# The exercise
Look below. Copy each line that has "LEDs" in it.
§ §
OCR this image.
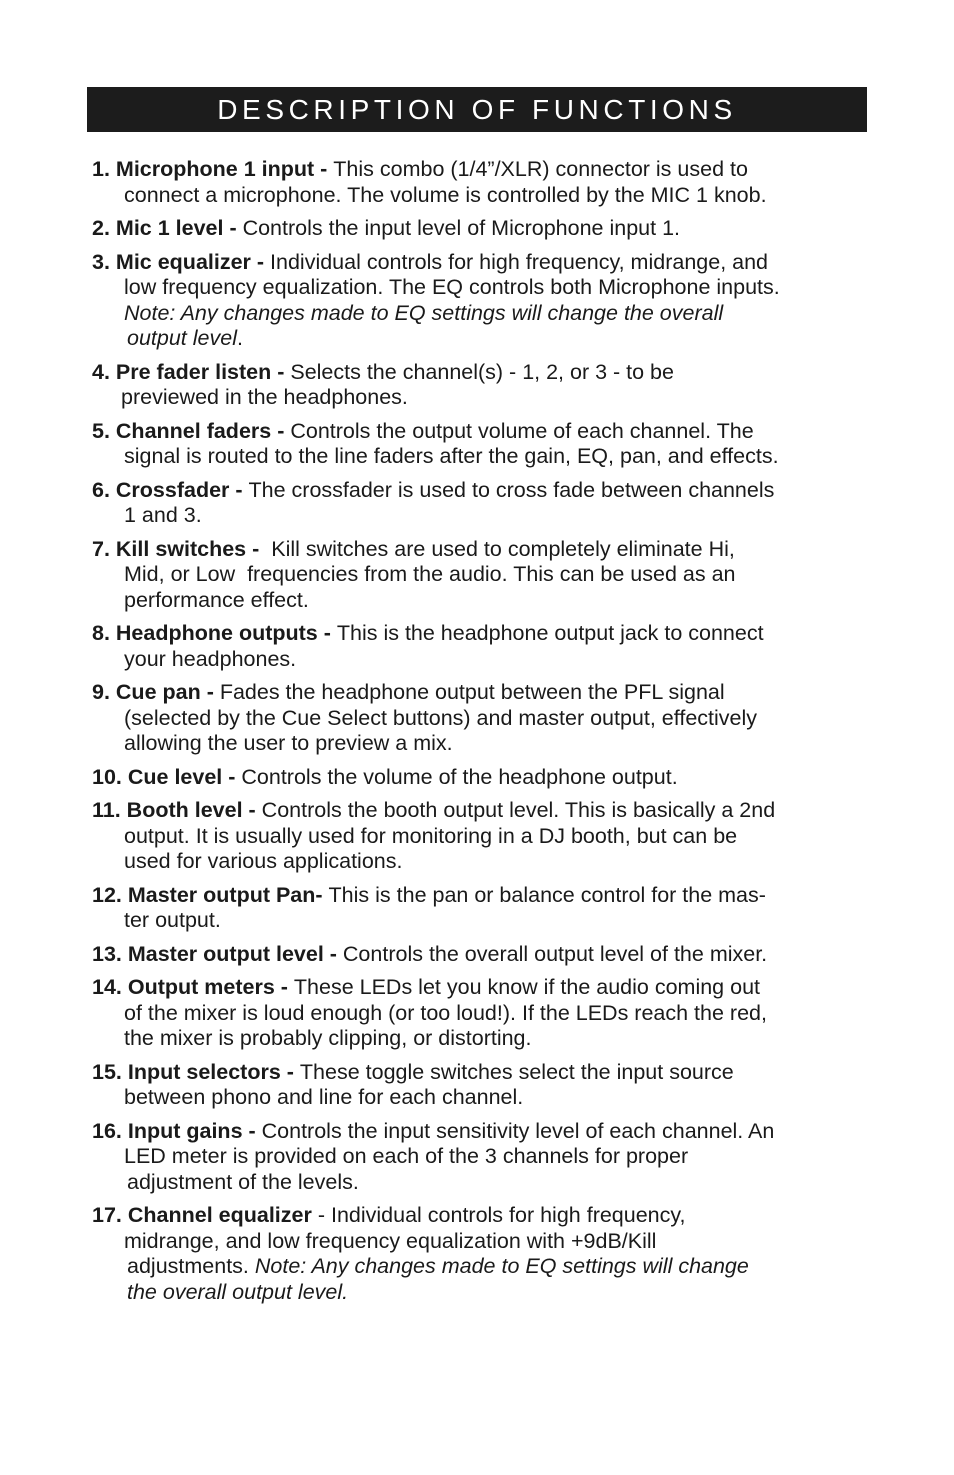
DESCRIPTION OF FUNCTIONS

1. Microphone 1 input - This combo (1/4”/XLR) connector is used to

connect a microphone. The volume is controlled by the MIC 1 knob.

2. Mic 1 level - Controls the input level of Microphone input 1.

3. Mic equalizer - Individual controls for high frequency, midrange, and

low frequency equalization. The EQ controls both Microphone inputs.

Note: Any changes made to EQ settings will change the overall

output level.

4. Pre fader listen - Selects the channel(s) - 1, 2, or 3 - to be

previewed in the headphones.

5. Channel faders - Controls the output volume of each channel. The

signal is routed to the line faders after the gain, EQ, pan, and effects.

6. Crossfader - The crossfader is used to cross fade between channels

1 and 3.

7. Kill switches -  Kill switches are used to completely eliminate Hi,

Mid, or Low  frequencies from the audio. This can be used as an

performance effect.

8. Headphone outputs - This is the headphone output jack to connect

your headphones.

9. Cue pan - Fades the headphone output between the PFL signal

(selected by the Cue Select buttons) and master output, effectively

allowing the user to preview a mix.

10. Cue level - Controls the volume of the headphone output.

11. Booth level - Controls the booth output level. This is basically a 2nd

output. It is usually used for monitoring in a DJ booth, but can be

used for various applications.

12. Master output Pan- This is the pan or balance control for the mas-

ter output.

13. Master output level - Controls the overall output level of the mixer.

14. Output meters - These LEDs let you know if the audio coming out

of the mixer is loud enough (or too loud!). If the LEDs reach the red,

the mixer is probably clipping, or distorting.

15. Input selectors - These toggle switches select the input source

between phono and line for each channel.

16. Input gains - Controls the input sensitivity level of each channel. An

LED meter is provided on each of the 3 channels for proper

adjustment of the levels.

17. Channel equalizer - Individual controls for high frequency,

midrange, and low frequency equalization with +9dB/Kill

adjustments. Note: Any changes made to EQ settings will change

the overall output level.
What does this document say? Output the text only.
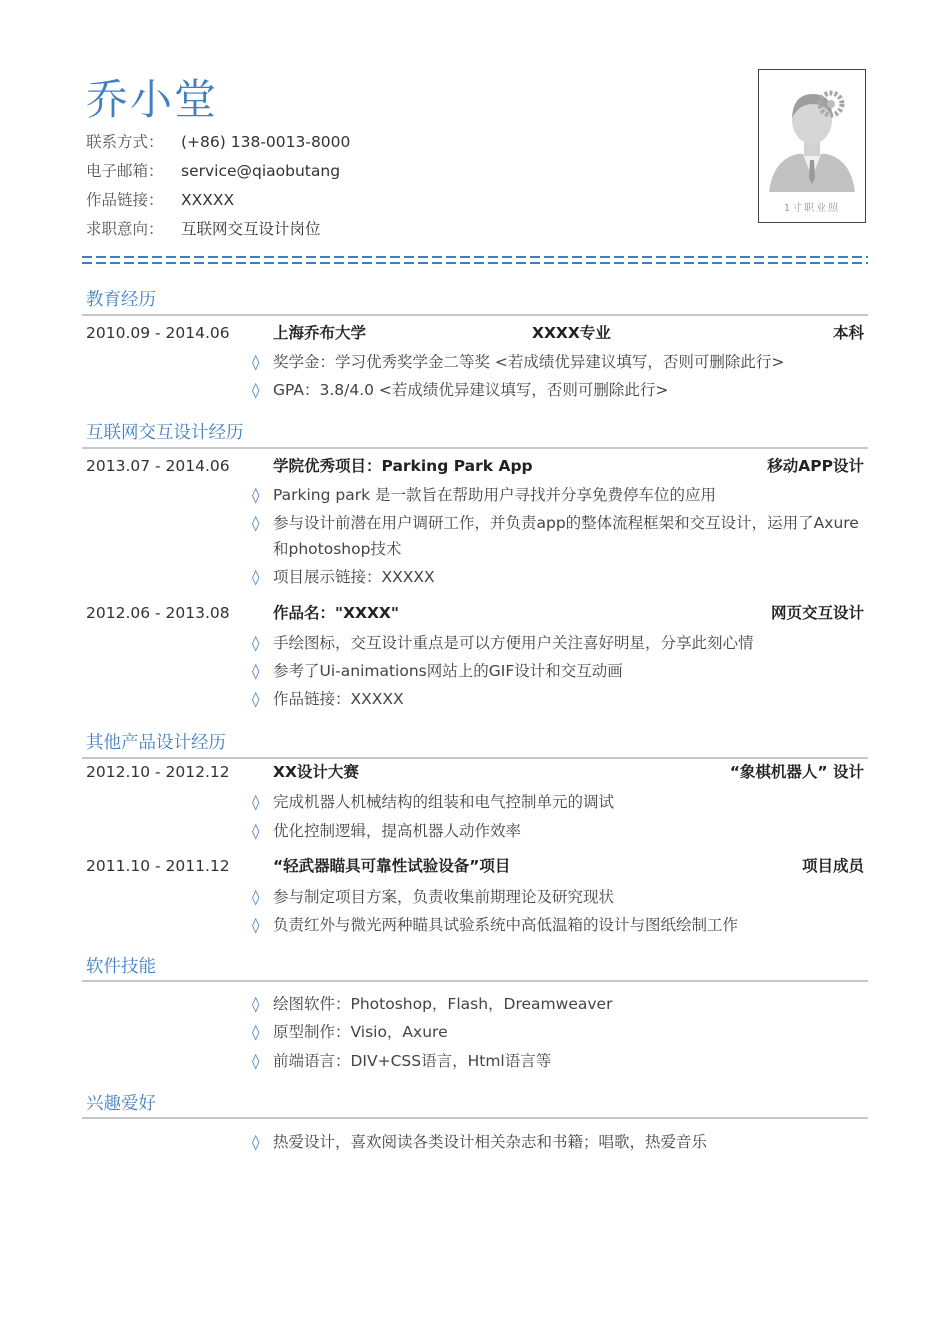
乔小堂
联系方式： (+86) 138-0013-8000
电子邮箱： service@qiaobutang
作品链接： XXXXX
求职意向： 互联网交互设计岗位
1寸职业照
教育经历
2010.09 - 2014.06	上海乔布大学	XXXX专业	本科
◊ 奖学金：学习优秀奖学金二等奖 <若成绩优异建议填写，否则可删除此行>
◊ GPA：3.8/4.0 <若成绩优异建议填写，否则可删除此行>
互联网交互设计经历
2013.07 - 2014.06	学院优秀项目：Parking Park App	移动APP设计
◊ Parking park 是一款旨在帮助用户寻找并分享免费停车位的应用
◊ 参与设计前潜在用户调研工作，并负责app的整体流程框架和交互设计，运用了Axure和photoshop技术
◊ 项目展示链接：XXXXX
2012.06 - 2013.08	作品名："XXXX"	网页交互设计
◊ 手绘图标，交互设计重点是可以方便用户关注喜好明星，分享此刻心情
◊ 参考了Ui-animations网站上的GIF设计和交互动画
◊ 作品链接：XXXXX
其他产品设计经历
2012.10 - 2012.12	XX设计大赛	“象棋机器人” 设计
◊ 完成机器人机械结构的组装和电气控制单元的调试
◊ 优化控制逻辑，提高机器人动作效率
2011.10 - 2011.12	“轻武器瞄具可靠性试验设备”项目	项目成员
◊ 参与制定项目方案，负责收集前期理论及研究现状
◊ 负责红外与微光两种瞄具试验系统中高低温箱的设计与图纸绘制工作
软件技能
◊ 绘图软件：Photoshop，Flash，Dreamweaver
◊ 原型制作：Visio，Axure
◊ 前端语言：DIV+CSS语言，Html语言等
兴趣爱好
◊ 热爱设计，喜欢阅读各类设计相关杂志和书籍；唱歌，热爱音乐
§ §
# The completed task
14. Output meters - These LEDs let you know if the audio coming out
of the mixer is loud enough (or too loud!). If the LEDs reach the red,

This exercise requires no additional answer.